WHAT IS NEEDED: Repeat the entries that follow verbatim, without any of their pictures.

Dataset items:
** Start **

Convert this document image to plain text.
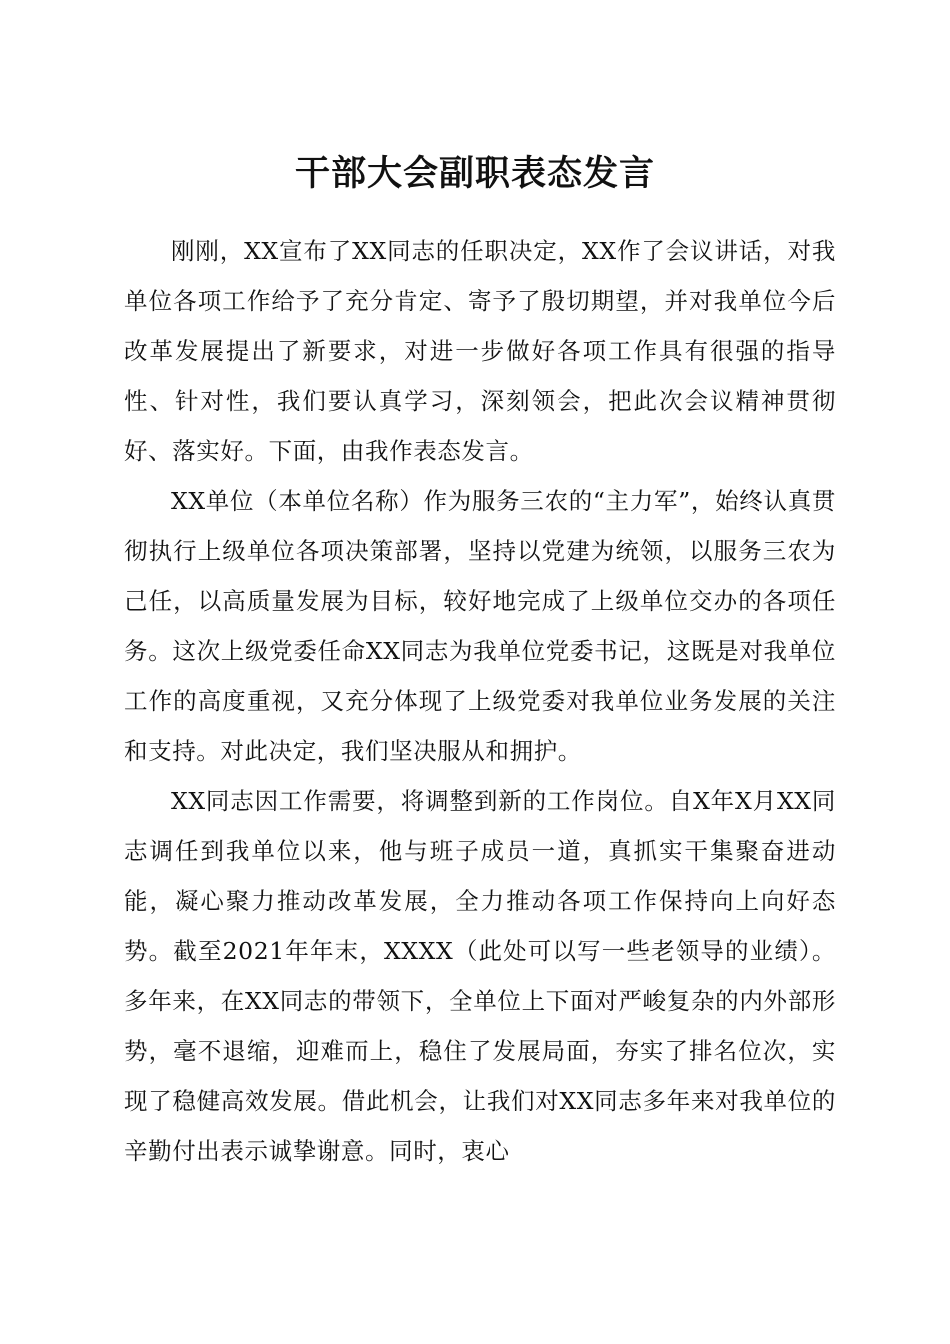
干部大会副职表态发言

刚刚，XX宣布了XX同志的任职决定，XX作了会议讲话，对我单位各项工作给予了充分肯定、寄予了殷切期望，并对我单位今后改革发展提出了新要求，对进一步做好各项工作具有很强的指导性、针对性，我们要认真学习，深刻领会，把此次会议精神贯彻好、落实好。下面，由我作表态发言。

XX单位（本单位名称）作为服务三农的“主力军”，始终认真贯彻执行上级单位各项决策部署，坚持以党建为统领，以服务三农为己任，以高质量发展为目标，较好地完成了上级单位交办的各项任务。这次上级党委任命XX同志为我单位党委书记，这既是对我单位工作的高度重视，又充分体现了上级党委对我单位业务发展的关注和支持。对此决定，我们坚决服从和拥护。

XX同志因工作需要，将调整到新的工作岗位。自X年X月XX同志调任到我单位以来，他与班子成员一道，真抓实干集聚奋进动能，凝心聚力推动改革发展，全力推动各项工作保持向上向好态势。截至2021年年末，XXXX（此处可以写一些老领导的业绩）。多年来，在XX同志的带领下，全单位上下面对严峻复杂的内外部形势，毫不退缩，迎难而上，稳住了发展局面，夯实了排名位次，实现了稳健高效发展。借此机会，让我们对XX同志多年来对我单位的辛勤付出表示诚挚谢意。同时，衷心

** End **

ANSWER TO THE TASK:
Convert this document image to plain text.
干部大会副职表态发言

刚刚，XX宣布了XX同志的任职决定，XX作了会议讲话，对我单位各项工作给予了充分肯定、寄予了殷切期望，并对我单位今后改革发展提出了新要求，对进一步做好各项工作具有很强的指导性、针对性，我们要认真学习，深刻领会，把此次会议精神贯彻好、落实好。下面，由我作表态发言。

XX单位（本单位名称）作为服务三农的“主力军”，始终认真贯彻执行上级单位各项决策部署，坚持以党建为统领，以服务三农为己任，以高质量发展为目标，较好地完成了上级单位交办的各项任务。这次上级党委任命XX同志为我单位党委书记，这既是对我单位工作的高度重视，又充分体现了上级党委对我单位业务发展的关注和支持。对此决定，我们坚决服从和拥护。

XX同志因工作需要，将调整到新的工作岗位。自X年X月XX同志调任到我单位以来，他与班子成员一道，真抓实干集聚奋进动能，凝心聚力推动改革发展，全力推动各项工作保持向上向好态势。截至2021年年末，XXXX（此处可以写一些老领导的业绩）。多年来，在XX同志的带领下，全单位上下面对严峻复杂的内外部形势，毫不退缩，迎难而上，稳住了发展局面，夯实了排名位次，实现了稳健高效发展。借此机会，让我们对XX同志多年来对我单位的辛勤付出表示诚挚谢意。同时，衷心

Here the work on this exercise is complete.